# Recorded information
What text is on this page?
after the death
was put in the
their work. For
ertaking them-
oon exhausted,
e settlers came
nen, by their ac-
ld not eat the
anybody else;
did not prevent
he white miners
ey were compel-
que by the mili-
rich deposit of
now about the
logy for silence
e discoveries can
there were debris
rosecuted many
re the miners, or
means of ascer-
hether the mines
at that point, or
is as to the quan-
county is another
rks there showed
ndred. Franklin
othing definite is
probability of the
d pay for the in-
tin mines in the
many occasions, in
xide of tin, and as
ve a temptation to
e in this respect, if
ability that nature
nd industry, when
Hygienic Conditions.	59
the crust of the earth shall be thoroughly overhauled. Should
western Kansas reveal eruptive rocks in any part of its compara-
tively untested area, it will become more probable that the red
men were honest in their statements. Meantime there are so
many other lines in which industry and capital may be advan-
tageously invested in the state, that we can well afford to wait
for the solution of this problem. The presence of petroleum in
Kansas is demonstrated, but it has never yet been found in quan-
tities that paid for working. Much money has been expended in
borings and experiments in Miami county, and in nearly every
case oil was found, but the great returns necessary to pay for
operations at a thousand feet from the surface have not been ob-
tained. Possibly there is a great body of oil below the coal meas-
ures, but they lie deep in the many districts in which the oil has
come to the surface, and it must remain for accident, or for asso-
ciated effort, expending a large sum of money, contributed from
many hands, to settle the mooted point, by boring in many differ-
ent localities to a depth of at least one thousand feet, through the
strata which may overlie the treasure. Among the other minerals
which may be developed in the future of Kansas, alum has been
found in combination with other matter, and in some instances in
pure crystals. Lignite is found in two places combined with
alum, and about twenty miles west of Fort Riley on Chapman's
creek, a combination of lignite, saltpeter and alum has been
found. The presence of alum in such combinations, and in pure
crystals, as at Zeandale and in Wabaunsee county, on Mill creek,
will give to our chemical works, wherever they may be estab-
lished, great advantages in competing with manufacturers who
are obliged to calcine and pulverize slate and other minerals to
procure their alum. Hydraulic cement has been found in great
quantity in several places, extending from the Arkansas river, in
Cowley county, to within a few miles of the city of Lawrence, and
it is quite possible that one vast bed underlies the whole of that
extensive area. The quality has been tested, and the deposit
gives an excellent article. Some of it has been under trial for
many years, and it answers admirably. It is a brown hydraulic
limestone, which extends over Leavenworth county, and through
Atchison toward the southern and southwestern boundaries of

# Requirement
Your task is to quote all of the data word for word.

# Written answer
What text is on this page?
after the death
was put in the
their work. For
ertaking them-
oon exhausted,
e settlers came
nen, by their ac-
ld not eat the
anybody else;
did not prevent
he white miners
ey were compel-
que by the mili-
rich deposit of
now about the
logy for silence
e discoveries can
there were debris
rosecuted many
re the miners, or
means of ascer-
hether the mines
at that point, or
is as to the quan-
county is another
rks there showed
ndred. Franklin
othing definite is
probability of the
d pay for the in-
tin mines in the
many occasions, in
xide of tin, and as
ve a temptation to
e in this respect, if
ability that nature
nd industry, when
Hygienic Conditions.	59
the crust of the earth shall be thoroughly overhauled. Should
western Kansas reveal eruptive rocks in any part of its compara-
tively untested area, it will become more probable that the red
men were honest in their statements. Meantime there are so
many other lines in which industry and capital may be advan-
tageously invested in the state, that we can well afford to wait
for the solution of this problem. The presence of petroleum in
Kansas is demonstrated, but it has never yet been found in quan-
tities that paid for working. Much money has been expended in
borings and experiments in Miami county, and in nearly every
case oil was found, but the great returns necessary to pay for
operations at a thousand feet from the surface have not been ob-
tained. Possibly there is a great body of oil below the coal meas-
ures, but they lie deep in the many districts in which the oil has
come to the surface, and it must remain for accident, or for asso-
ciated effort, expending a large sum of money, contributed from
many hands, to settle the mooted point, by boring in many differ-
ent localities to a depth of at least one thousand feet, through the
strata which may overlie the treasure. Among the other minerals
which may be developed in the future of Kansas, alum has been
found in combination with other matter, and in some instances in
pure crystals. Lignite is found in two places combined with
alum, and about twenty miles west of Fort Riley on Chapman's
creek, a combination of lignite, saltpeter and alum has been
found. The presence of alum in such combinations, and in pure
crystals, as at Zeandale and in Wabaunsee county, on Mill creek,
will give to our chemical works, wherever they may be estab-
lished, great advantages in competing with manufacturers who
are obliged to calcine and pulverize slate and other minerals to
procure their alum. Hydraulic cement has been found in great
quantity in several places, extending from the Arkansas river, in
Cowley county, to within a few miles of the city of Lawrence, and
it is quite possible that one vast bed underlies the whole of that
extensive area. The quality has been tested, and the deposit
gives an excellent article. Some of it has been under trial for
many years, and it answers admirably. It is a brown hydraulic
limestone, which extends over Leavenworth county, and through
Atchison toward the southern and southwestern boundaries of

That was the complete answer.